▶ _TASK DIRECTIONS_:
Select and reproduce each line of the listing below that bears the string "like".

— begin RECORDS SUPPLIED —

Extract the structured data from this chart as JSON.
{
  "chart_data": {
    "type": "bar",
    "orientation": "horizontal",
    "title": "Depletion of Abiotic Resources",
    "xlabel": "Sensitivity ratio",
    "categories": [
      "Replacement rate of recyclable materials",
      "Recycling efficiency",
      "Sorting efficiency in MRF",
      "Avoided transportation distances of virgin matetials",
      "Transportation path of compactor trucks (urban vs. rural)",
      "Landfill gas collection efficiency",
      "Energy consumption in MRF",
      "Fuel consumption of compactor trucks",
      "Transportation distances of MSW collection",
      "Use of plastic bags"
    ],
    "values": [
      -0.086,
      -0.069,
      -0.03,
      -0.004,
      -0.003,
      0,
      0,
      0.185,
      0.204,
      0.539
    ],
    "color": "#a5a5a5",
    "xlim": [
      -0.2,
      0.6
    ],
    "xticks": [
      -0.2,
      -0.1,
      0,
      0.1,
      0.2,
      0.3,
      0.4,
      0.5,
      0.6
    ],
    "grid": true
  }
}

— end RECORDS SUPPLIED —
— begin RECORDS SUPPLIED —

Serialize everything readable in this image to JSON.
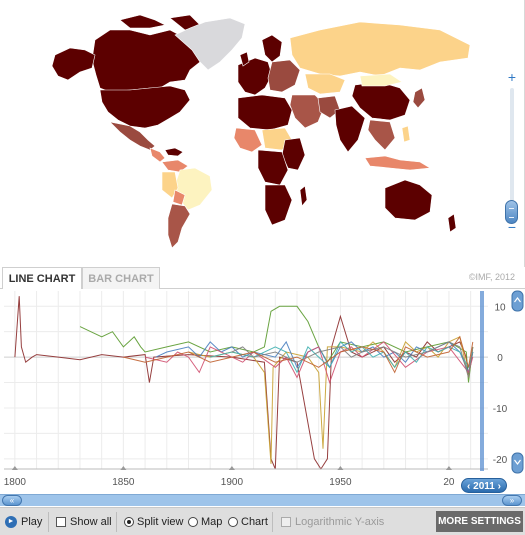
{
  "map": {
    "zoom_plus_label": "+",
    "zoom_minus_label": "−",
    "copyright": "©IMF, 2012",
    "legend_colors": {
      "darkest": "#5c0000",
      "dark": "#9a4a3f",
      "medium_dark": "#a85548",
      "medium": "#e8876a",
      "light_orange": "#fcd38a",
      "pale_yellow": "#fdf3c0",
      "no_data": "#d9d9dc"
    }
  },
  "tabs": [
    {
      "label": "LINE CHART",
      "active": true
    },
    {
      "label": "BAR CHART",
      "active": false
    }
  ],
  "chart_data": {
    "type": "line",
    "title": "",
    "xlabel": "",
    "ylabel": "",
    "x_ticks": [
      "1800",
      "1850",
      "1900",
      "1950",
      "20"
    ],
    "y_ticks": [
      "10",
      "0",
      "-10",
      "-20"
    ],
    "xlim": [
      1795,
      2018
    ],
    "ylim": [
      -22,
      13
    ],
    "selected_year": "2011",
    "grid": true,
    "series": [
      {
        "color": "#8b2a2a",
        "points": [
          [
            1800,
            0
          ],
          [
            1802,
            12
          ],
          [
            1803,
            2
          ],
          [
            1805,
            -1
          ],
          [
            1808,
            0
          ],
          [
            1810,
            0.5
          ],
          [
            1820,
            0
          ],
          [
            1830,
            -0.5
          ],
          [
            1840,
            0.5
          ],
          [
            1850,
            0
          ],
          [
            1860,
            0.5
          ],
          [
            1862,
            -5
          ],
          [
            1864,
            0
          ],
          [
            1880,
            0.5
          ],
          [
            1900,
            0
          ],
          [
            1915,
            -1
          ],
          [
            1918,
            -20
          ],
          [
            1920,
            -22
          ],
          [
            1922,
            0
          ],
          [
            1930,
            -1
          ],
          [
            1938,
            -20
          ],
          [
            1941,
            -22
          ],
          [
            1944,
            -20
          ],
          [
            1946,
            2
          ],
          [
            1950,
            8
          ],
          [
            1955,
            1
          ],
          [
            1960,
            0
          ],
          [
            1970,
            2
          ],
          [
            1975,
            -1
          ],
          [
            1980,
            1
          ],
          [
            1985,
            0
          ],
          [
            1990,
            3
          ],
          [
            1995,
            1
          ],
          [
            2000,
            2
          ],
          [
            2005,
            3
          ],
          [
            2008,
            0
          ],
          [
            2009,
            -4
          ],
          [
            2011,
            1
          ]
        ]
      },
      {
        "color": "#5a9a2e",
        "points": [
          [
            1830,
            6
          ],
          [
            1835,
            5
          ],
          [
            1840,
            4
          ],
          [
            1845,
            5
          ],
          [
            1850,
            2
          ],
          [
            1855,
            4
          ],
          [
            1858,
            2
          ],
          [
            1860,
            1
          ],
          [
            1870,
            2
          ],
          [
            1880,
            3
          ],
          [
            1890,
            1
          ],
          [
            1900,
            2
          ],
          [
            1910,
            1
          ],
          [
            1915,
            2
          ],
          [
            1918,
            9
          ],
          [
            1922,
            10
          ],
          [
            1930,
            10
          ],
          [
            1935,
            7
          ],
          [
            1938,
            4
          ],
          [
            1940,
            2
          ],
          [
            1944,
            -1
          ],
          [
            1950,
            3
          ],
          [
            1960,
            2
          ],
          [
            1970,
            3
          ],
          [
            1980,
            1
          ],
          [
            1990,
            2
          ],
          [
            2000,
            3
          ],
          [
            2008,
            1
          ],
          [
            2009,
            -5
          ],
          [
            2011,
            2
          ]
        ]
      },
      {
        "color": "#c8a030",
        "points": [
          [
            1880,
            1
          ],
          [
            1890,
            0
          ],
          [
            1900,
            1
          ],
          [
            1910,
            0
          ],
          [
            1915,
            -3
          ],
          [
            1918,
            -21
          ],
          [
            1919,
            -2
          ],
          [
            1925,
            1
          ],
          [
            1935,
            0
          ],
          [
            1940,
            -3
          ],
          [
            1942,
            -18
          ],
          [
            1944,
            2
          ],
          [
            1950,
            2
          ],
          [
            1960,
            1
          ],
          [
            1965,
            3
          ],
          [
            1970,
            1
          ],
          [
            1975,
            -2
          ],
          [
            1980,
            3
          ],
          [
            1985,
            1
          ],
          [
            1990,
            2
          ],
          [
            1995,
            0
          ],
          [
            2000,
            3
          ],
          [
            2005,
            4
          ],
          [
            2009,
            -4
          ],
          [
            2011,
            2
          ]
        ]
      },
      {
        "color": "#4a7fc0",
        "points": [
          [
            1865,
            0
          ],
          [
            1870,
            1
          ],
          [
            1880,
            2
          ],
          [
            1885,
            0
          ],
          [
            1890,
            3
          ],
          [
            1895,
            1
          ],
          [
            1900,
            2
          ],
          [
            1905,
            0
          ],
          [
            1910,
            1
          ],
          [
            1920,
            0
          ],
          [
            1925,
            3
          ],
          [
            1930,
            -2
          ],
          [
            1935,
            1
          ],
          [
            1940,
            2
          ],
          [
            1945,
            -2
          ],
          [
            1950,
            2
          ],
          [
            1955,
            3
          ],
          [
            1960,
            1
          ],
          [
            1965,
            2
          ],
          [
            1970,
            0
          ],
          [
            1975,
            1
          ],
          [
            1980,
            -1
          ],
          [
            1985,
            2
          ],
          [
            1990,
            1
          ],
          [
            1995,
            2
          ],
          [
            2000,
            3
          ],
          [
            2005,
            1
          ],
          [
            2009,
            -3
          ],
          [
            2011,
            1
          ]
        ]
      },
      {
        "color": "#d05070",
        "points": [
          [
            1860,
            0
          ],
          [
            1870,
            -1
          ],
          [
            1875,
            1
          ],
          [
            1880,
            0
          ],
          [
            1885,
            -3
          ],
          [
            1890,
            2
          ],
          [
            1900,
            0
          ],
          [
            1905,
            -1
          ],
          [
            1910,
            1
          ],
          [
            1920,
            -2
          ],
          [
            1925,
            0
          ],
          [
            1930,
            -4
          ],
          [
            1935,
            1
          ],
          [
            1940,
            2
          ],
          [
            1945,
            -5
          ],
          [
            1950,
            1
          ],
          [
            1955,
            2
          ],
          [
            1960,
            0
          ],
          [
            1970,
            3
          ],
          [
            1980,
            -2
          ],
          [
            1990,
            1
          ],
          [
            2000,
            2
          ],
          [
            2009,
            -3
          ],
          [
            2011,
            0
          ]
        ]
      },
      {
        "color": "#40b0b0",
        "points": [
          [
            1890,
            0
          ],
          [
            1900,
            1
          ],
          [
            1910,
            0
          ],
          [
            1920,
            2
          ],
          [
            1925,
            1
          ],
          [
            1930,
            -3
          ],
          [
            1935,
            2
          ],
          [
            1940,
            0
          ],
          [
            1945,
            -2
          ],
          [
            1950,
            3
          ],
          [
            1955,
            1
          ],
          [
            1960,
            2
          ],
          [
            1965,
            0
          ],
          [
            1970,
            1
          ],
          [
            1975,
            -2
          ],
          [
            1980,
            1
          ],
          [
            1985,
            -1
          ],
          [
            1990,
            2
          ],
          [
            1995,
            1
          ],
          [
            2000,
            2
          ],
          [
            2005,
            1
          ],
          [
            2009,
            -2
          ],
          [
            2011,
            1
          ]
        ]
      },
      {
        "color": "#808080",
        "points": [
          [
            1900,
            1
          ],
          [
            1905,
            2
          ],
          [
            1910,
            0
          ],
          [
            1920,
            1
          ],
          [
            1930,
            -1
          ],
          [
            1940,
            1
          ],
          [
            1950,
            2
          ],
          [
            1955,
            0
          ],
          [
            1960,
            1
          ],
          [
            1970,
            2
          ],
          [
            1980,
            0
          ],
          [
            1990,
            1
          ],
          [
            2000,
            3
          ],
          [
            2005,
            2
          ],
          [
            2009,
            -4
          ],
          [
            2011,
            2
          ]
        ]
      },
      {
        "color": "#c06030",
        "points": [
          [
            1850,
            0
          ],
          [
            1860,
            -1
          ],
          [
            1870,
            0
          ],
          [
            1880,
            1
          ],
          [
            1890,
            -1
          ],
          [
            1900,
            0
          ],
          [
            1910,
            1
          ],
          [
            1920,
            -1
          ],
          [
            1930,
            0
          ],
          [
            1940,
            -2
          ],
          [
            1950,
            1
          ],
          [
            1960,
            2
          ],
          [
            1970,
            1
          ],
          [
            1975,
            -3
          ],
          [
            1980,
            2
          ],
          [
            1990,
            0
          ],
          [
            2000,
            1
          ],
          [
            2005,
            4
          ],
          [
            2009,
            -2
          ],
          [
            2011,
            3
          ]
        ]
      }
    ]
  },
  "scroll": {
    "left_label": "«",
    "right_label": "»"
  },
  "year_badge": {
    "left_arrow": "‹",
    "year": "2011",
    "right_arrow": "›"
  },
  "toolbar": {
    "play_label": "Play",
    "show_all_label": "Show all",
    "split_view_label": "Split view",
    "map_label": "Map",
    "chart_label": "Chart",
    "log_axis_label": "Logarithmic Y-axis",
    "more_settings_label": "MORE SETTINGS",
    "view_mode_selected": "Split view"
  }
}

— end RECORDS SUPPLIED —
— begin RECORDS SUPPLIED —

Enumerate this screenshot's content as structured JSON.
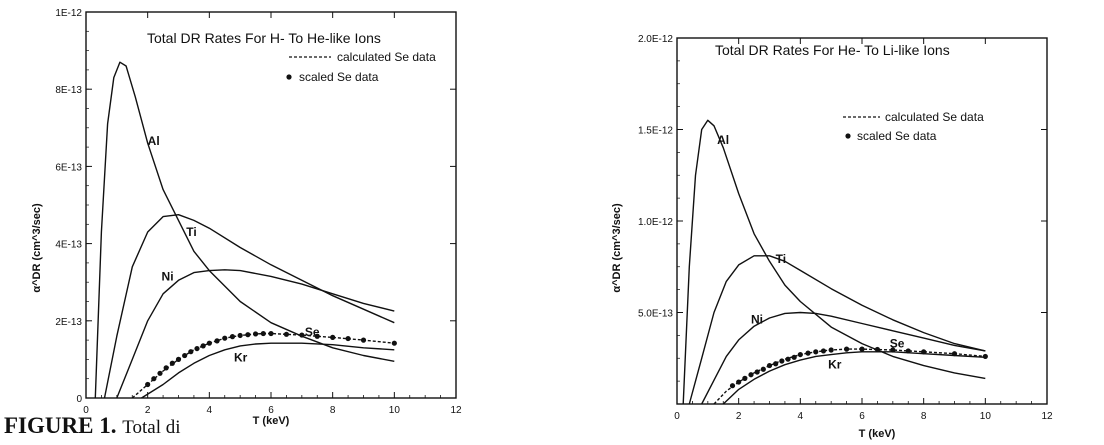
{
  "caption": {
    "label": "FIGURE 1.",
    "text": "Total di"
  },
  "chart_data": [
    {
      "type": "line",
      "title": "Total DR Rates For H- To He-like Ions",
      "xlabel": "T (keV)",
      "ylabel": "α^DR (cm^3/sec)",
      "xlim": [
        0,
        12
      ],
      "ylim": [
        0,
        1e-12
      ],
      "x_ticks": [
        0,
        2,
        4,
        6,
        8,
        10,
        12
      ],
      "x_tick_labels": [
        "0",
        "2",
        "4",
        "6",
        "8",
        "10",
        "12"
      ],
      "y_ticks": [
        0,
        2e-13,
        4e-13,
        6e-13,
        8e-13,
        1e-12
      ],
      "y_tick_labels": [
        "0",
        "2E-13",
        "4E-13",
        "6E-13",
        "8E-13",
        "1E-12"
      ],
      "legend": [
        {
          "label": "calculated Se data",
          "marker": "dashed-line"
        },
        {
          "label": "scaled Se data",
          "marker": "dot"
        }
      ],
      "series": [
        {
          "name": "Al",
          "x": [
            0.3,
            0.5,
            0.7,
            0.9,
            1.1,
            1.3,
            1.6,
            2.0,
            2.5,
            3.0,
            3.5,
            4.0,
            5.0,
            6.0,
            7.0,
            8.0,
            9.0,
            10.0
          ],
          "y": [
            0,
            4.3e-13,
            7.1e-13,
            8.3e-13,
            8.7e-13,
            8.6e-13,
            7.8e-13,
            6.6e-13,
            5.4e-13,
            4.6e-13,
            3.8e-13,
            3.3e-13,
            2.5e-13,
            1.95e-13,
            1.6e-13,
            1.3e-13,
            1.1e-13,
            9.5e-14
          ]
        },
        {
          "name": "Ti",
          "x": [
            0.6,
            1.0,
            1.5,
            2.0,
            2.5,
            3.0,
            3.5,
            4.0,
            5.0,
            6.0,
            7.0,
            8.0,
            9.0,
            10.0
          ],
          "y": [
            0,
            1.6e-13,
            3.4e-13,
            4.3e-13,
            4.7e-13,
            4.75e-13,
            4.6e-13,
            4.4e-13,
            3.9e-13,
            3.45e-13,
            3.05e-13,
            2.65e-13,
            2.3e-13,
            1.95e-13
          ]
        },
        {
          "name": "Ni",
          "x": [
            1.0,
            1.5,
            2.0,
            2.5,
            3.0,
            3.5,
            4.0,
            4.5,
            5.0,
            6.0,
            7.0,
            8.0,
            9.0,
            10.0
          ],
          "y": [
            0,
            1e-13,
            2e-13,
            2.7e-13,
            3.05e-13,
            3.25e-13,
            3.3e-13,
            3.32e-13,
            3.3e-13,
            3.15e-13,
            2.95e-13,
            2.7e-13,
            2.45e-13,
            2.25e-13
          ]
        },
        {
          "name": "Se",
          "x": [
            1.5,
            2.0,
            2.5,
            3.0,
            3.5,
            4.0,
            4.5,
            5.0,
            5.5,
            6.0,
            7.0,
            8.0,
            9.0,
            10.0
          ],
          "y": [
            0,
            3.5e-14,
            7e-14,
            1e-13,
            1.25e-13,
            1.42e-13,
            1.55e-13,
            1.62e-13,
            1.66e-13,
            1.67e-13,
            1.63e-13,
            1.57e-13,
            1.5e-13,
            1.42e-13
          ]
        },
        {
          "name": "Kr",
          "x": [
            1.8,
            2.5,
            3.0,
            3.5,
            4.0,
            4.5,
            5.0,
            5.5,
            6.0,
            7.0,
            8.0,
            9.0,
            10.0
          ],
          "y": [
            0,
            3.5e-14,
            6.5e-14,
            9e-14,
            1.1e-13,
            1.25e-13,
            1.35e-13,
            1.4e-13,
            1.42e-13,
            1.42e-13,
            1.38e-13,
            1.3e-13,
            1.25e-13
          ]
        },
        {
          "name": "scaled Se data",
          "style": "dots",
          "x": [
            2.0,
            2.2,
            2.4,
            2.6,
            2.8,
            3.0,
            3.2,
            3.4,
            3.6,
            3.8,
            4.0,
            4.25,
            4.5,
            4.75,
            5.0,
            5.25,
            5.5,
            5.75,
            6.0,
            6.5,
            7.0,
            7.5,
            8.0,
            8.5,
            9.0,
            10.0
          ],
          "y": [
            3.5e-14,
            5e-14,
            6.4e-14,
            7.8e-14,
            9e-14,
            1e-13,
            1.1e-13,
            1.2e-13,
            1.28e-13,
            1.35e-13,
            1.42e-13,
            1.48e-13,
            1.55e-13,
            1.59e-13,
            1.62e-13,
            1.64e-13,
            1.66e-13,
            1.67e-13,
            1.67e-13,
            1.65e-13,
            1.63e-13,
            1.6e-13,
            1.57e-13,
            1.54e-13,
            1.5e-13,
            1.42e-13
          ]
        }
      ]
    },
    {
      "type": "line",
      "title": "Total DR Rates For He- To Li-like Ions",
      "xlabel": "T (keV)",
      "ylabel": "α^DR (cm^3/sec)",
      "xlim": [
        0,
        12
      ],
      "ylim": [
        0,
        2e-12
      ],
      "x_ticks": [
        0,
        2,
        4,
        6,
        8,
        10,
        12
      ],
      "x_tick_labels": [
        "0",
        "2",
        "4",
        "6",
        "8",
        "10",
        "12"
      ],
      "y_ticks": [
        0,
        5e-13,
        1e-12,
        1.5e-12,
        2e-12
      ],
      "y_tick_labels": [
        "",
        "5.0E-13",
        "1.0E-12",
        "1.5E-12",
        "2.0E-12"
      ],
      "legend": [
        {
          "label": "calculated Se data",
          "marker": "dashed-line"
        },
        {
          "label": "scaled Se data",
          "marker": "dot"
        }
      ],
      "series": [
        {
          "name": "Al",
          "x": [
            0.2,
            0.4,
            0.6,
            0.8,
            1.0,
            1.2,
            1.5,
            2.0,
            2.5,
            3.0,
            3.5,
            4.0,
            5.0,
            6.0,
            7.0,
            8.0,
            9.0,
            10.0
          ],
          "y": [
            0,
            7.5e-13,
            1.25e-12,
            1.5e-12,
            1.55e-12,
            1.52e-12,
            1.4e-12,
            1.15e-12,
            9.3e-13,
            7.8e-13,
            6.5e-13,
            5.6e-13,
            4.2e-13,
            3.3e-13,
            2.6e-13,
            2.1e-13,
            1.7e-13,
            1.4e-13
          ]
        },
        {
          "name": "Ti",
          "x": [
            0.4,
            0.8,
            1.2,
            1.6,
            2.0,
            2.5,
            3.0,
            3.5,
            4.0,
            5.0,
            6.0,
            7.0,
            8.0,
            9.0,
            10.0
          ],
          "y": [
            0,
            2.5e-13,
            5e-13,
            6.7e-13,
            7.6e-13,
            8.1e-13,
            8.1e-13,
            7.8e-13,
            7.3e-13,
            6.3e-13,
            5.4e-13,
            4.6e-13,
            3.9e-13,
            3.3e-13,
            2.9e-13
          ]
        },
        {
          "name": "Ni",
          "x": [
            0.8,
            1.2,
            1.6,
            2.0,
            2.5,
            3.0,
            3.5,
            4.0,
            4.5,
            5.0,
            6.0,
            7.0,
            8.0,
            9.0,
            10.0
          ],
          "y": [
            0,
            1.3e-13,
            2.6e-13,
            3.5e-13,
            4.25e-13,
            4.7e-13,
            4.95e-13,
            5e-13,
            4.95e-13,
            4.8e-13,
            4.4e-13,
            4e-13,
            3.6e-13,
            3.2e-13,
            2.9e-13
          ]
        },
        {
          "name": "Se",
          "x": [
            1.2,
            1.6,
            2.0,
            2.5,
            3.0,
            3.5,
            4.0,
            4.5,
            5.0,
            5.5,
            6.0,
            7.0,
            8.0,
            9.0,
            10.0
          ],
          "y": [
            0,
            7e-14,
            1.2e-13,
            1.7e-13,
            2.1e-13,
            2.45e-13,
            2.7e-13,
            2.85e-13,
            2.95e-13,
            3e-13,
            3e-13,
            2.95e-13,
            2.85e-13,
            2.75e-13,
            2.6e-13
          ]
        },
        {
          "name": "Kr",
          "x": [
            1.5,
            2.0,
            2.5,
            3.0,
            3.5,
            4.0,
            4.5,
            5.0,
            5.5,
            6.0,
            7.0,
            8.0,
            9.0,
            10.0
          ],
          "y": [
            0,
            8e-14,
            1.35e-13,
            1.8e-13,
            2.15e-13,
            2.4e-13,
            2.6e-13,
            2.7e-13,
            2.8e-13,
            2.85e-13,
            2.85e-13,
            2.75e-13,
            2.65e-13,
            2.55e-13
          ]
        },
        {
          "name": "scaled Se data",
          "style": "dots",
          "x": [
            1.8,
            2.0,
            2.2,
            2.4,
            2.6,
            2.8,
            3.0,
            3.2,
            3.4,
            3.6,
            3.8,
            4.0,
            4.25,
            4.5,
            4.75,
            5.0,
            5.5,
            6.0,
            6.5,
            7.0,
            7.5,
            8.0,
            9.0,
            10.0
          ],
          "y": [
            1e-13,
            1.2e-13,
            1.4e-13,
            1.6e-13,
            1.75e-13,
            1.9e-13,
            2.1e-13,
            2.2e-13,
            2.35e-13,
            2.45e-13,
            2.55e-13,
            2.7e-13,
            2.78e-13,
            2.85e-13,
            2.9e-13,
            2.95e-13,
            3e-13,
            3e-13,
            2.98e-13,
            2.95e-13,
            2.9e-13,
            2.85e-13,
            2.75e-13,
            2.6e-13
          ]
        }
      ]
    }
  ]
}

— end RECORDS SUPPLIED —

▶ _ANSWER TO THIS TASK_:
      "title": "Total DR Rates For H- To He-like Ions",
      "title": "Total DR Rates For He- To Li-like Ions",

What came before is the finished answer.